WHAT YOU WILL DO
Leave out any picture and return the remaining listing below exactly as given.

DATA FOR THE TASK
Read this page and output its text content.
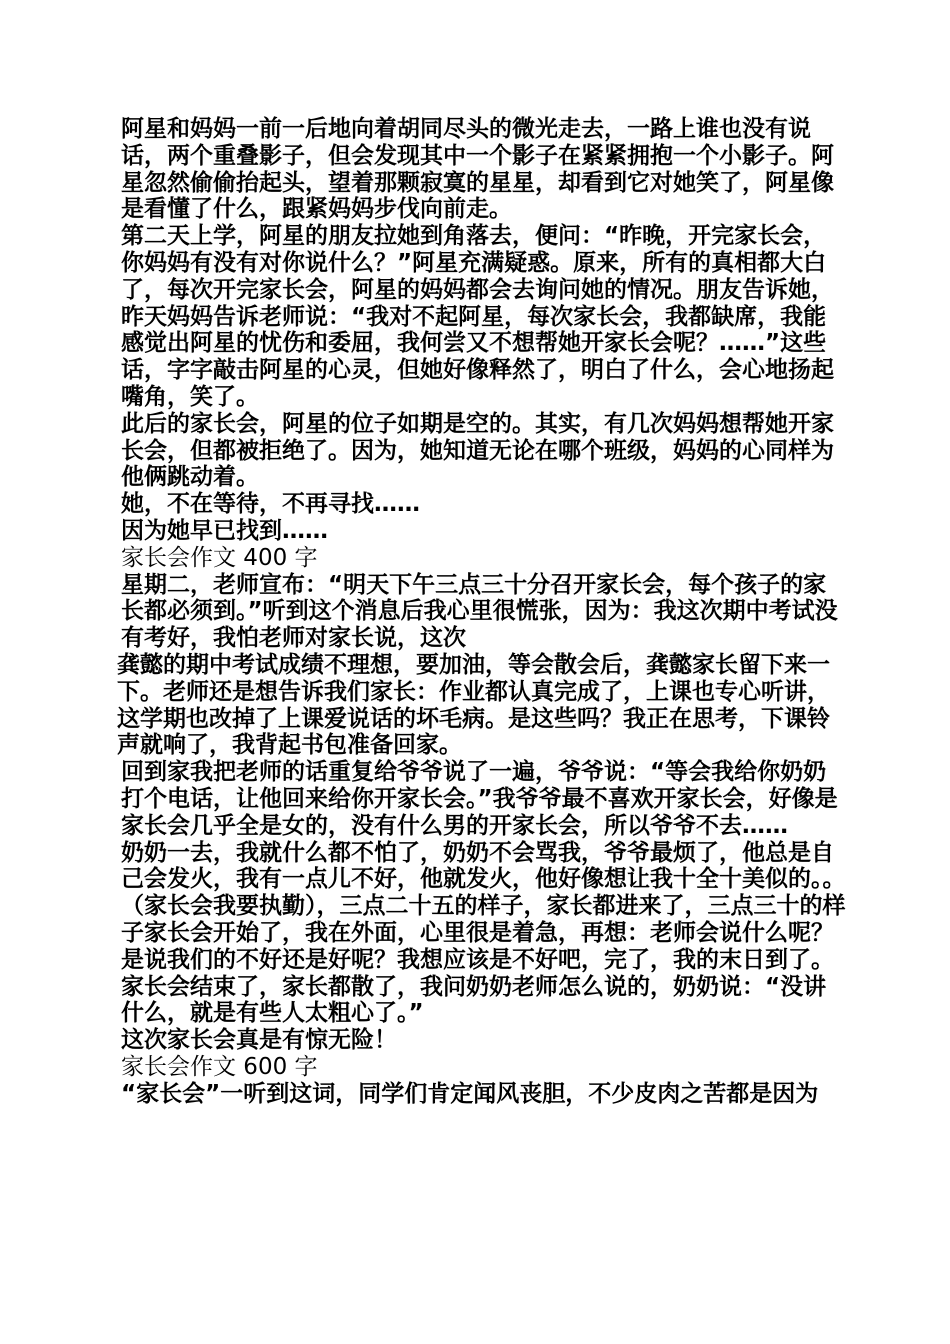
阿星和妈妈一前一后地向着胡同尽头的微光走去，一路上谁也没有说话，两个重叠影子，但会发现其中一个影子在紧紧拥抱一个小影子。阿星忽然偷偷抬起头，望着那颗寂寞的星星，却看到它对她笑了，阿星像是看懂了什么，跟紧妈妈步伐向前走。

第二天上学，阿星的朋友拉她到角落去，便问：“昨晚，开完家长会，你妈妈有没有对你说什么？”阿星充满疑惑。原来，所有的真相都大白了，每次开完家长会，阿星的妈妈都会去询问她的情况。朋友告诉她，昨天妈妈告诉老师说：“我对不起阿星，每次家长会，我都缺席，我能感觉出阿星的忧伤和委屈，我何尝又不想帮她开家长会呢？……”这些话，字字敲击阿星的心灵，但她好像释然了，明白了什么，会心地扬起嘴角，笑了。

此后的家长会，阿星的位子如期是空的。其实，有几次妈妈想帮她开家长会，但都被拒绝了。因为，她知道无论在哪个班级，妈妈的心同样为他俩跳动着。

她，不在等待，不再寻找……

因为她早已找到……

家长会作文 400 字

星期二，老师宣布：“明天下午三点三十分召开家长会，每个孩子的家长都必须到。”听到这个消息后我心里很慌张，因为：我这次期中考试没有考好，我怕老师对家长说，这次

龚懿的期中考试成绩不理想，要加油，等会散会后，龚懿家长留下来一下。老师还是想告诉我们家长：作业都认真完成了，上课也专心听讲，这学期也改掉了上课爱说话的坏毛病。是这些吗？我正在思考，下课铃声就响了，我背起书包准备回家。

回到家我把老师的话重复给爷爷说了一遍，爷爷说：“等会我给你奶奶打个电话，让他回来给你开家长会。”我爷爷最不喜欢开家长会，好像是家长会几乎全是女的，没有什么男的开家长会，所以爷爷不去……

奶奶一去，我就什么都不怕了，奶奶不会骂我，爷爷最烦了，他总是自己会发火，我有一点儿不好，他就发火，他好像想让我十全十美似的。。

（家长会我要执勤），三点二十五的样子，家长都进来了，三点三十的样子家长会开始了，我在外面，心里很是着急，再想：老师会说什么呢？是说我们的不好还是好呢？我想应该是不好吧，完了，我的末日到了。

家长会结束了，家长都散了，我问奶奶老师怎么说的，奶奶说：“没讲什么，就是有些人太粗心了。”

这次家长会真是有惊无险！

家长会作文 600 字

“家长会”一听到这词，同学们肯定闻风丧胆，不少皮肉之苦都是因为
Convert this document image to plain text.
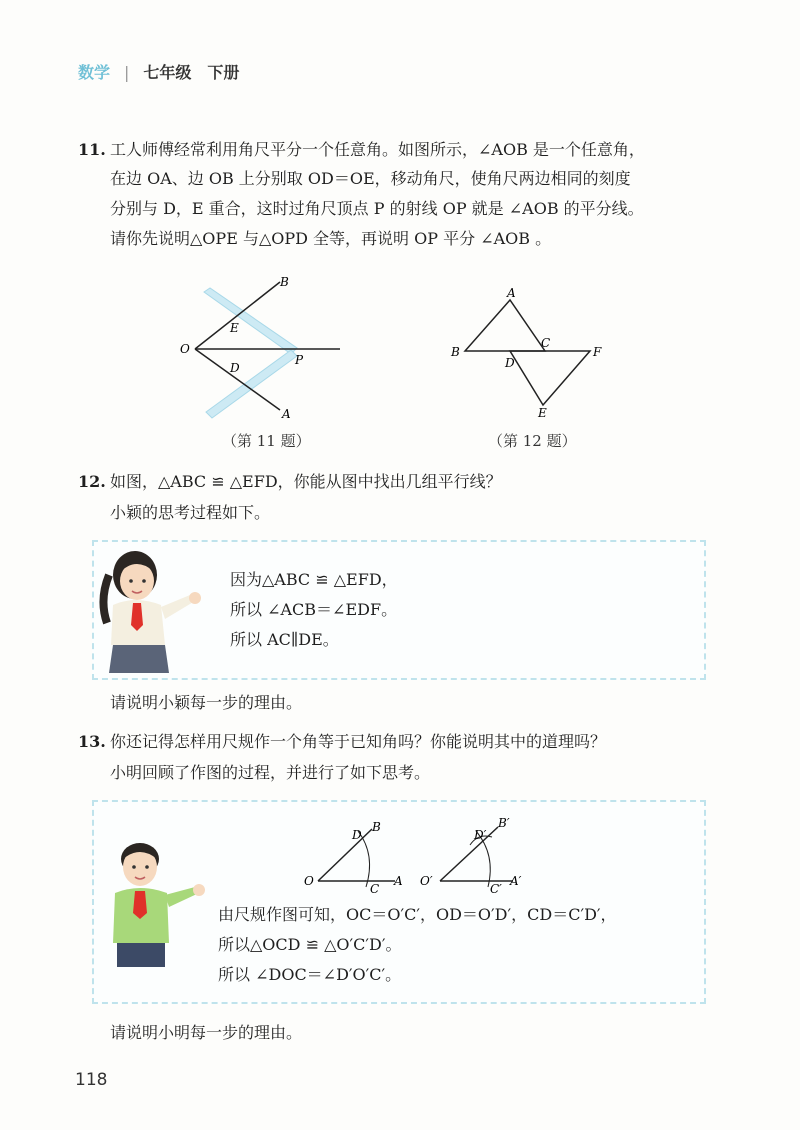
数学 | 七年级　下册
11. 工人师傅经常利用角尺平分一个任意角。如图所示，∠AOB 是一个任意角，
在边 OA、边 OB 上分别取 OD＝OE，移动角尺，使角尺两边相同的刻度
分别与 D，E 重合，这时过角尺顶点 P 的射线 OP 就是 ∠AOB 的平分线。
请你先说明△OPE 与△OPD 全等，再说明 OP 平分 ∠AOB 。
B
A
O
E
D
P
（第 11 题）
A
B
C
D
F
E
（第 12 题）
12. 如图，△ABC ≌ △EFD，你能从图中找出几组平行线？
小颖的思考过程如下。
因为△ABC ≌ △EFD，
所以 ∠ACB＝∠EDF。
所以 AC∥DE。
请说明小颖每一步的理由。
13. 你还记得怎样用尺规作一个角等于已知角吗？你能说明其中的道理吗？
小明回顾了作图的过程，并进行了如下思考。
O
C
A
D
B
O′
C′
A′
D′
B′
由尺规作图可知，OC＝O′C′，OD＝O′D′，CD＝C′D′，
所以△OCD ≌ △O′C′D′。
所以 ∠DOC＝∠D′O′C′。
请说明小明每一步的理由。
118
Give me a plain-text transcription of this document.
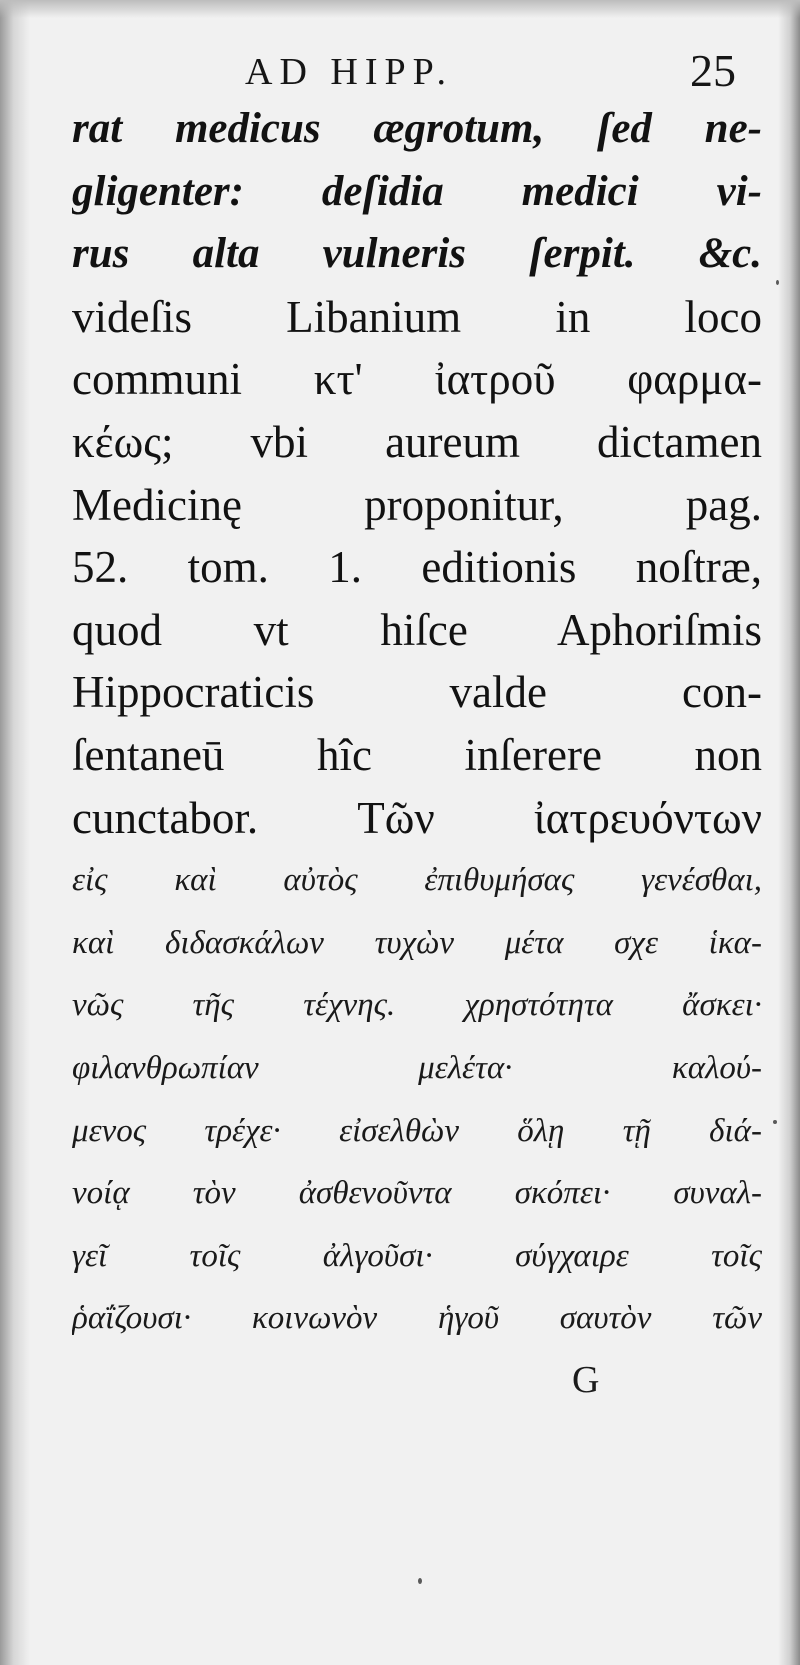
AD HIPP.	25
rat medicus ægrotum, ſed ne-
gligenter: deſidia medici vi-
rus alta vulneris ſerpit. &c.
videſis Libanium in loco
communi κτ' ἰατροῦ φαρμα-
κέως; vbi aureum dictamen
Medicinę proponitur, pag.
52. tom. 1. editionis noſtræ,
quod vt hiſce Aphoriſmis
Hippocraticis valde con-
ſentaneū hîc inſerere non
cunctabor. Τῶν ἰατρευόντων
εἰς καὶ αὐτὸς ἐπιθυμήσας γενέσθαι,
καὶ διδασκάλων τυχὼν μέτα σχε ἱκα-
νῶς τῆς τέχνης. χρηστότητα ἄσκει·
φιλανθρωπίαν μελέτα· καλού-
μενος τρέχε· εἰσελθὼν ὅλῃ τῇ διά-
νοίᾳ τὸν ἀσθενοῦντα σκόπει· συναλ-
γεῖ τοῖς ἀλγοῦσι· σύγχαιρε τοῖς
ῥαΐζουσι· κοινωνὸν ἡγοῦ σαυτὸν τῶν
G
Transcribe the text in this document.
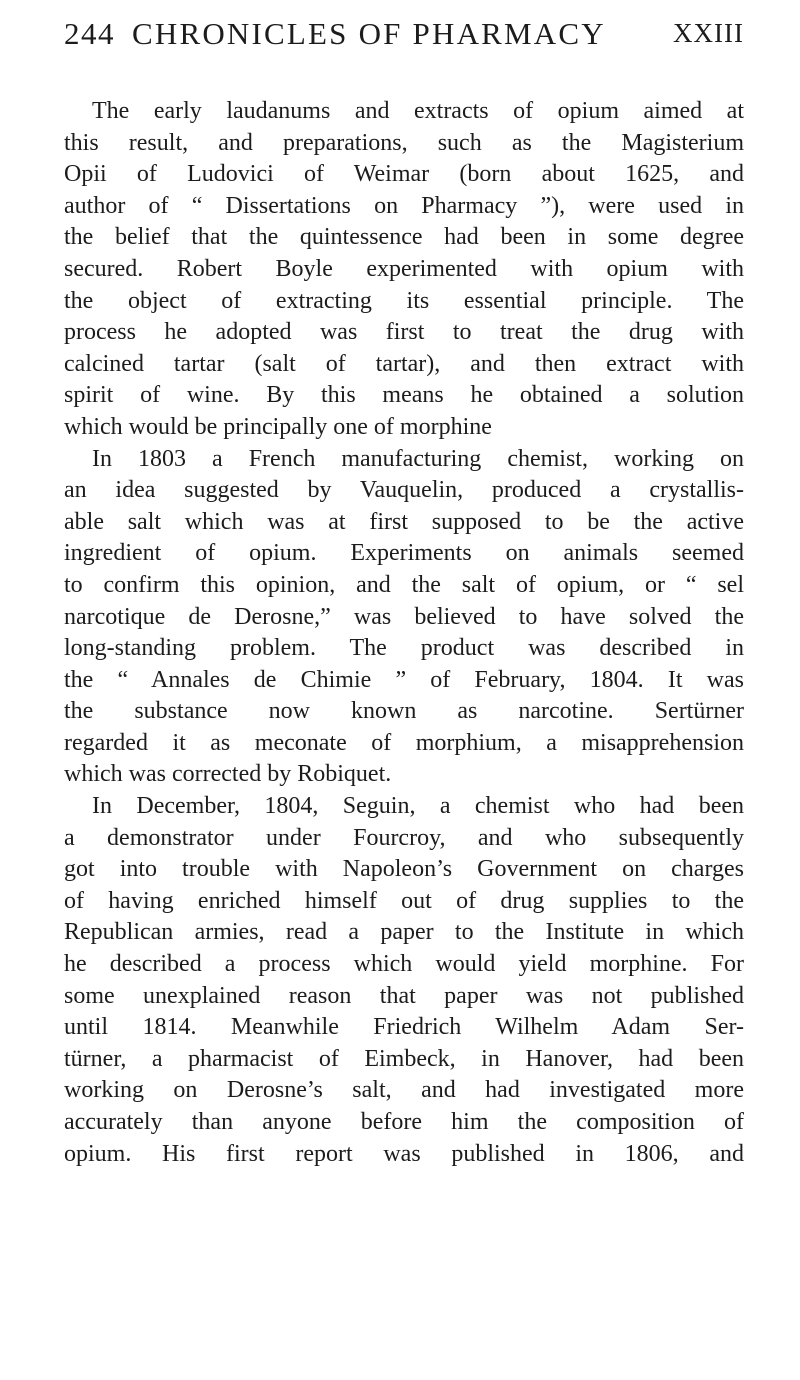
244 CHRONICLES OF PHARMACY XXIII

The early laudanums and extracts of opium aimed at
this result, and preparations, such as the Magisterium
Opii of Ludovici of Weimar (born about 1625, and
author of “ Dissertations on Pharmacy ”), were used in
the belief that the quintessence had been in some degree
secured. Robert Boyle experimented with opium with
the object of extracting its essential principle. The
process he adopted was first to treat the drug with
calcined tartar (salt of tartar), and then extract with
spirit of wine. By this means he obtained a solution
which would be principally one of morphine

In 1803 a French manufacturing chemist, working on
an idea suggested by Vauquelin, produced a crystallis-
able salt which was at first supposed to be the active
ingredient of opium. Experiments on animals seemed
to confirm this opinion, and the salt of opium, or “ sel
narcotique de Derosne,” was believed to have solved the
long-standing problem. The product was described in
the “ Annales de Chimie ” of February, 1804. It was
the substance now known as narcotine. Sertürner
regarded it as meconate of morphium, a misapprehension
which was corrected by Robiquet.

In December, 1804, Seguin, a chemist who had been
a demonstrator under Fourcroy, and who subsequently
got into trouble with Napoleon’s Government on charges
of having enriched himself out of drug supplies to the
Republican armies, read a paper to the Institute in which
he described a process which would yield morphine. For
some unexplained reason that paper was not published
until 1814. Meanwhile Friedrich Wilhelm Adam Ser-
türner, a pharmacist of Eimbeck, in Hanover, had been
working on Derosne’s salt, and had investigated more
accurately than anyone before him the composition of
opium. His first report was published in 1806, and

CORRECT OUTPUT
Read this page and output its text content.
阿星和妈妈一前一后地向着胡同尽头的微光走去，一路上谁也没有说话，两个重叠影子，但会发现其中一个影子在紧紧拥抱一个小影子。阿星忽然偷偷抬起头，望着那颗寂寞的星星，却看到它对她笑了，阿星像是看懂了什么，跟紧妈妈步伐向前走。

第二天上学，阿星的朋友拉她到角落去，便问：“昨晚，开完家长会，你妈妈有没有对你说什么？”阿星充满疑惑。原来，所有的真相都大白了，每次开完家长会，阿星的妈妈都会去询问她的情况。朋友告诉她，昨天妈妈告诉老师说：“我对不起阿星，每次家长会，我都缺席，我能感觉出阿星的忧伤和委屈，我何尝又不想帮她开家长会呢？……”这些话，字字敲击阿星的心灵，但她好像释然了，明白了什么，会心地扬起嘴角，笑了。

此后的家长会，阿星的位子如期是空的。其实，有几次妈妈想帮她开家长会，但都被拒绝了。因为，她知道无论在哪个班级，妈妈的心同样为他俩跳动着。

她，不在等待，不再寻找……

因为她早已找到……

家长会作文 400 字

星期二，老师宣布：“明天下午三点三十分召开家长会，每个孩子的家长都必须到。”听到这个消息后我心里很慌张，因为：我这次期中考试没有考好，我怕老师对家长说，这次

龚懿的期中考试成绩不理想，要加油，等会散会后，龚懿家长留下来一下。老师还是想告诉我们家长：作业都认真完成了，上课也专心听讲，这学期也改掉了上课爱说话的坏毛病。是这些吗？我正在思考，下课铃声就响了，我背起书包准备回家。

回到家我把老师的话重复给爷爷说了一遍，爷爷说：“等会我给你奶奶打个电话，让他回来给你开家长会。”我爷爷最不喜欢开家长会，好像是家长会几乎全是女的，没有什么男的开家长会，所以爷爷不去……

奶奶一去，我就什么都不怕了，奶奶不会骂我，爷爷最烦了，他总是自己会发火，我有一点儿不好，他就发火，他好像想让我十全十美似的。。

（家长会我要执勤），三点二十五的样子，家长都进来了，三点三十的样子家长会开始了，我在外面，心里很是着急，再想：老师会说什么呢？是说我们的不好还是好呢？我想应该是不好吧，完了，我的末日到了。

家长会结束了，家长都散了，我问奶奶老师怎么说的，奶奶说：“没讲什么，就是有些人太粗心了。”

这次家长会真是有惊无险！

家长会作文 600 字

“家长会”一听到这词，同学们肯定闻风丧胆，不少皮肉之苦都是因为
Convert this document image to plain text.
数学 | 七年级　下册
11. 工人师傅经常利用角尺平分一个任意角。如图所示，∠AOB 是一个任意角，
在边 OA、边 OB 上分别取 OD＝OE，移动角尺，使角尺两边相同的刻度
分别与 D，E 重合，这时过角尺顶点 P 的射线 OP 就是 ∠AOB 的平分线。
请你先说明△OPE 与△OPD 全等，再说明 OP 平分 ∠AOB 。
B
A
O
E
D
P
（第 11 题）
A
B
C
D
F
E
（第 12 题）
12. 如图，△ABC ≌ △EFD，你能从图中找出几组平行线？
小颖的思考过程如下。
因为△ABC ≌ △EFD，
所以 ∠ACB＝∠EDF。
所以 AC∥DE。
请说明小颖每一步的理由。
13. 你还记得怎样用尺规作一个角等于已知角吗？你能说明其中的道理吗？
小明回顾了作图的过程，并进行了如下思考。
O
C
A
D
B
O′
C′
A′
D′
B′
由尺规作图可知，OC＝O′C′，OD＝O′D′，CD＝C′D′，
所以△OCD ≌ △O′C′D′。
所以 ∠DOC＝∠D′O′C′。
请说明小明每一步的理由。
118
Give me a plain-text transcription of this document.
AD HIPP.	25
rat medicus ægrotum, ſed ne-
gligenter: deſidia medici vi-
rus alta vulneris ſerpit. &c.
videſis Libanium in loco
communi κτ' ἰατροῦ φαρμα-
κέως; vbi aureum dictamen
Medicinę proponitur, pag.
52. tom. 1. editionis noſtræ,
quod vt hiſce Aphoriſmis
Hippocraticis valde con-
ſentaneū hîc inſerere non
cunctabor. Τῶν ἰατρευόντων
εἰς καὶ αὐτὸς ἐπιθυμήσας γενέσθαι,
καὶ διδασκάλων τυχὼν μέτα σχε ἱκα-
νῶς τῆς τέχνης. χρηστότητα ἄσκει·
φιλανθρωπίαν μελέτα· καλού-
μενος τρέχε· εἰσελθὼν ὅλῃ τῇ διά-
νοίᾳ τὸν ἀσθενοῦντα σκόπει· συναλ-
γεῖ τοῖς ἀλγοῦσι· σύγχαιρε τοῖς
ῥαΐζουσι· κοινωνὸν ἡγοῦ σαυτὸν τῶν
G
Transcribe the text in this document.
244 CHRONICLES OF PHARMACY XXIII

The early laudanums and extracts of opium aimed at
this result, and preparations, such as the Magisterium
Opii of Ludovici of Weimar (born about 1625, and
author of “ Dissertations on Pharmacy ”), were used in
the belief that the quintessence had been in some degree
secured. Robert Boyle experimented with opium with
the object of extracting its essential principle. The
process he adopted was first to treat the drug with
calcined tartar (salt of tartar), and then extract with
spirit of wine. By this means he obtained a solution
which would be principally one of morphine

In 1803 a French manufacturing chemist, working on
an idea suggested by Vauquelin, produced a crystallis-
able salt which was at first supposed to be the active
ingredient of opium. Experiments on animals seemed
to confirm this opinion, and the salt of opium, or “ sel
narcotique de Derosne,” was believed to have solved the
long-standing problem. The product was described in
the “ Annales de Chimie ” of February, 1804. It was
the substance now known as narcotine. Sertürner
regarded it as meconate of morphium, a misapprehension
which was corrected by Robiquet.

In December, 1804, Seguin, a chemist who had been
a demonstrator under Fourcroy, and who subsequently
got into trouble with Napoleon’s Government on charges
of having enriched himself out of drug supplies to the
Republican armies, read a paper to the Institute in which
he described a process which would yield morphine. For
some unexplained reason that paper was not published
until 1814. Meanwhile Friedrich Wilhelm Adam Ser-
türner, a pharmacist of Eimbeck, in Hanover, had been
working on Derosne’s salt, and had investigated more
accurately than anyone before him the composition of
opium. His first report was published in 1806, and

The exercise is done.